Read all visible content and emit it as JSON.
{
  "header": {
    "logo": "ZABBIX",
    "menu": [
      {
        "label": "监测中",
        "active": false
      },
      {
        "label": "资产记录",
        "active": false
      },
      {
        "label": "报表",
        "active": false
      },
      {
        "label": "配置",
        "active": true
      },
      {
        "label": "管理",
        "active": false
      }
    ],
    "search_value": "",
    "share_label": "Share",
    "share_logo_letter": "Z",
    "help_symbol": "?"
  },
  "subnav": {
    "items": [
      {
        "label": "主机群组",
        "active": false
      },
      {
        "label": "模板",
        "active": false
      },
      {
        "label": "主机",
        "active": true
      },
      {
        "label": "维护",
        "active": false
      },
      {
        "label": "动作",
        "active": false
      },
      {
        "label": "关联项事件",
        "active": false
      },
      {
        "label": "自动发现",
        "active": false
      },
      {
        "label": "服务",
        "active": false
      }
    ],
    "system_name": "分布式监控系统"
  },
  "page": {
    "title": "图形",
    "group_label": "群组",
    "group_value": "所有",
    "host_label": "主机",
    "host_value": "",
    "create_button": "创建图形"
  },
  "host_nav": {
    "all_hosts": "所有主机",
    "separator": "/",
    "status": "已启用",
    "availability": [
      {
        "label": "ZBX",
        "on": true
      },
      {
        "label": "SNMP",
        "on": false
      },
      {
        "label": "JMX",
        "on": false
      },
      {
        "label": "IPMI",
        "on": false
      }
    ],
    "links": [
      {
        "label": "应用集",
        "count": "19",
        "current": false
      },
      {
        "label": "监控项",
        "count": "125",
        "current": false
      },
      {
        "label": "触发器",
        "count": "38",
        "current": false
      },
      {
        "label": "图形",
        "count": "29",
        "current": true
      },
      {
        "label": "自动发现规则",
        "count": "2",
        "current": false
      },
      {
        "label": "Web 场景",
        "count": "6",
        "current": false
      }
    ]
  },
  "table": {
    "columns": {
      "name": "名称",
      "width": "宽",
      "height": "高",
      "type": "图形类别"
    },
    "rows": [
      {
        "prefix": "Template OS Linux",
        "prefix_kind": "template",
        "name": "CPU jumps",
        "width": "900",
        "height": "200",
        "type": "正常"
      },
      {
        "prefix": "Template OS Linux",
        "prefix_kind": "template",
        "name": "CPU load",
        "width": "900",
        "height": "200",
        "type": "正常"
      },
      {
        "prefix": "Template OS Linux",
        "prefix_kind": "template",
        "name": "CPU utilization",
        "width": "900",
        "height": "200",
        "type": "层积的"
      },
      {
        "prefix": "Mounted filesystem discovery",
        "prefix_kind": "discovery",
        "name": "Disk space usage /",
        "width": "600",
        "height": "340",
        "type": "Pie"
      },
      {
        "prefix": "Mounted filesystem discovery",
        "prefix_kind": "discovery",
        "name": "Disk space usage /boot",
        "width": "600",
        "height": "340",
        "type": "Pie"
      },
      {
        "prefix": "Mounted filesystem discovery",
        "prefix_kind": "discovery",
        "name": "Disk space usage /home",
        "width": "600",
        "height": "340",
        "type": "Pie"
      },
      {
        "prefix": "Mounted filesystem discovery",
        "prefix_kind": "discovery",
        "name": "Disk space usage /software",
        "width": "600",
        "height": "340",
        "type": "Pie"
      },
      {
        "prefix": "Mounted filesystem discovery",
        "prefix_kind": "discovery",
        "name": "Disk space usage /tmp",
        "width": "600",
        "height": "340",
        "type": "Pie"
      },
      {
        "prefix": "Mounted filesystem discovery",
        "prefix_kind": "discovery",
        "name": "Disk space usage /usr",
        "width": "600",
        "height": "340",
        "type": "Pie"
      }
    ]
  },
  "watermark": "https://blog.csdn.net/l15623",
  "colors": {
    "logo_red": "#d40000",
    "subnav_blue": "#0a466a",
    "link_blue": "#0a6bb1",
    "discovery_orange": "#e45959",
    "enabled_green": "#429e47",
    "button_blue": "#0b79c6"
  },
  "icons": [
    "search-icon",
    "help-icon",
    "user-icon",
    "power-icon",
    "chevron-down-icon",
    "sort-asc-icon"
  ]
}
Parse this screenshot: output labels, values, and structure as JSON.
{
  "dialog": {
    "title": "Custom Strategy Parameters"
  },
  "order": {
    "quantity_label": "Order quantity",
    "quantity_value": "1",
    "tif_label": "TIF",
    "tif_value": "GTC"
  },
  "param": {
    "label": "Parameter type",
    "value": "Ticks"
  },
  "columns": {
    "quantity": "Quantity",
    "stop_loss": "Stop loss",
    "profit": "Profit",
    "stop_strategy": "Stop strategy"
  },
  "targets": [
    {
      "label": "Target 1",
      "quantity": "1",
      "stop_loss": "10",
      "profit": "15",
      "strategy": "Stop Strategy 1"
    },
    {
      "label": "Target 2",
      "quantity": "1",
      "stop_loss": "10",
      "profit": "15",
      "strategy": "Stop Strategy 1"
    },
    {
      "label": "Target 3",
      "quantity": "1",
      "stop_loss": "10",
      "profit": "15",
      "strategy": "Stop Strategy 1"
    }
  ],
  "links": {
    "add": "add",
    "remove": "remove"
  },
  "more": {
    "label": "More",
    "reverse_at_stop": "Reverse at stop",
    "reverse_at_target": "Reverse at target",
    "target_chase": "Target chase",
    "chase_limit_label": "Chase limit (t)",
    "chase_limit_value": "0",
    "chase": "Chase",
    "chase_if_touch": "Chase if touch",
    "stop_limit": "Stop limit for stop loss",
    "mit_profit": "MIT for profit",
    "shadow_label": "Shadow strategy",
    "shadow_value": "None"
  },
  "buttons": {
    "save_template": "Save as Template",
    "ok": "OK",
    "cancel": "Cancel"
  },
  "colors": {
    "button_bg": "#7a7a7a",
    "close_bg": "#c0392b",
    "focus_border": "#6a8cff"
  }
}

• [GIVEN INSTRUCTION]
From the records above, extract every entry exactly as given.

• [THE OUTPUT]
Read all visible content and emit it as JSON.
{
  "header": {
    "logo": "ZABBIX",
    "menu": [
      {
        "label": "监测中",
        "active": false
      },
      {
        "label": "资产记录",
        "active": false
      },
      {
        "label": "报表",
        "active": false
      },
      {
        "label": "配置",
        "active": true
      },
      {
        "label": "管理",
        "active": false
      }
    ],
    "search_value": "",
    "share_label": "Share",
    "share_logo_letter": "Z",
    "help_symbol": "?"
  },
  "subnav": {
    "items": [
      {
        "label": "主机群组",
        "active": false
      },
      {
        "label": "模板",
        "active": false
      },
      {
        "label": "主机",
        "active": true
      },
      {
        "label": "维护",
        "active": false
      },
      {
        "label": "动作",
        "active": false
      },
      {
        "label": "关联项事件",
        "active": false
      },
      {
        "label": "自动发现",
        "active": false
      },
      {
        "label": "服务",
        "active": false
      }
    ],
    "system_name": "分布式监控系统"
  },
  "page": {
    "title": "图形",
    "group_label": "群组",
    "group_value": "所有",
    "host_label": "主机",
    "host_value": "",
    "create_button": "创建图形"
  },
  "host_nav": {
    "all_hosts": "所有主机",
    "separator": "/",
    "status": "已启用",
    "availability": [
      {
        "label": "ZBX",
        "on": true
      },
      {
        "label": "SNMP",
        "on": false
      },
      {
        "label": "JMX",
        "on": false
      },
      {
        "label": "IPMI",
        "on": false
      }
    ],
    "links": [
      {
        "label": "应用集",
        "count": "19",
        "current": false
      },
      {
        "label": "监控项",
        "count": "125",
        "current": false
      },
      {
        "label": "触发器",
        "count": "38",
        "current": false
      },
      {
        "label": "图形",
        "count": "29",
        "current": true
      },
      {
        "label": "自动发现规则",
        "count": "2",
        "current": false
      },
      {
        "label": "Web 场景",
        "count": "6",
        "current": false
      }
    ]
  },
  "table": {
    "columns": {
      "name": "名称",
      "width": "宽",
      "height": "高",
      "type": "图形类别"
    },
    "rows": [
      {
        "prefix": "Template OS Linux",
        "prefix_kind": "template",
        "name": "CPU jumps",
        "width": "900",
        "height": "200",
        "type": "正常"
      },
      {
        "prefix": "Template OS Linux",
        "prefix_kind": "template",
        "name": "CPU load",
        "width": "900",
        "height": "200",
        "type": "正常"
      },
      {
        "prefix": "Template OS Linux",
        "prefix_kind": "template",
        "name": "CPU utilization",
        "width": "900",
        "height": "200",
        "type": "层积的"
      },
      {
        "prefix": "Mounted filesystem discovery",
        "prefix_kind": "discovery",
        "name": "Disk space usage /",
        "width": "600",
        "height": "340",
        "type": "Pie"
      },
      {
        "prefix": "Mounted filesystem discovery",
        "prefix_kind": "discovery",
        "name": "Disk space usage /boot",
        "width": "600",
        "height": "340",
        "type": "Pie"
      },
      {
        "prefix": "Mounted filesystem discovery",
        "prefix_kind": "discovery",
        "name": "Disk space usage /home",
        "width": "600",
        "height": "340",
        "type": "Pie"
      },
      {
        "prefix": "Mounted filesystem discovery",
        "prefix_kind": "discovery",
        "name": "Disk space usage /software",
        "width": "600",
        "height": "340",
        "type": "Pie"
      },
      {
        "prefix": "Mounted filesystem discovery",
        "prefix_kind": "discovery",
        "name": "Disk space usage /tmp",
        "width": "600",
        "height": "340",
        "type": "Pie"
      },
      {
        "prefix": "Mounted filesystem discovery",
        "prefix_kind": "discovery",
        "name": "Disk space usage /usr",
        "width": "600",
        "height": "340",
        "type": "Pie"
      }
    ]
  },
  "watermark": "https://blog.csdn.net/l15623",
  "colors": {
    "logo_red": "#d40000",
    "subnav_blue": "#0a466a",
    "link_blue": "#0a6bb1",
    "discovery_orange": "#e45959",
    "enabled_green": "#429e47",
    "button_blue": "#0b79c6"
  },
  "icons": [
    "search-icon",
    "help-icon",
    "user-icon",
    "power-icon",
    "chevron-down-icon",
    "sort-asc-icon"
  ]
}
Parse this screenshot: output labels, values, and structure as JSON.
{
  "dialog": {
    "title": "Custom Strategy Parameters"
  },
  "order": {
    "quantity_label": "Order quantity",
    "quantity_value": "1",
    "tif_label": "TIF",
    "tif_value": "GTC"
  },
  "param": {
    "label": "Parameter type",
    "value": "Ticks"
  },
  "columns": {
    "quantity": "Quantity",
    "stop_loss": "Stop loss",
    "profit": "Profit",
    "stop_strategy": "Stop strategy"
  },
  "targets": [
    {
      "label": "Target 1",
      "quantity": "1",
      "stop_loss": "10",
      "profit": "15",
      "strategy": "Stop Strategy 1"
    },
    {
      "label": "Target 2",
      "quantity": "1",
      "stop_loss": "10",
      "profit": "15",
      "strategy": "Stop Strategy 1"
    },
    {
      "label": "Target 3",
      "quantity": "1",
      "stop_loss": "10",
      "profit": "15",
      "strategy": "Stop Strategy 1"
    }
  ],
  "links": {
    "add": "add",
    "remove": "remove"
  },
  "more": {
    "label": "More",
    "reverse_at_stop": "Reverse at stop",
    "reverse_at_target": "Reverse at target",
    "target_chase": "Target chase",
    "chase_limit_label": "Chase limit (t)",
    "chase_limit_value": "0",
    "chase": "Chase",
    "chase_if_touch": "Chase if touch",
    "stop_limit": "Stop limit for stop loss",
    "mit_profit": "MIT for profit",
    "shadow_label": "Shadow strategy",
    "shadow_value": "None"
  },
  "buttons": {
    "save_template": "Save as Template",
    "ok": "OK",
    "cancel": "Cancel"
  },
  "colors": {
    "button_bg": "#7a7a7a",
    "close_bg": "#c0392b",
    "focus_border": "#6a8cff"
  }
}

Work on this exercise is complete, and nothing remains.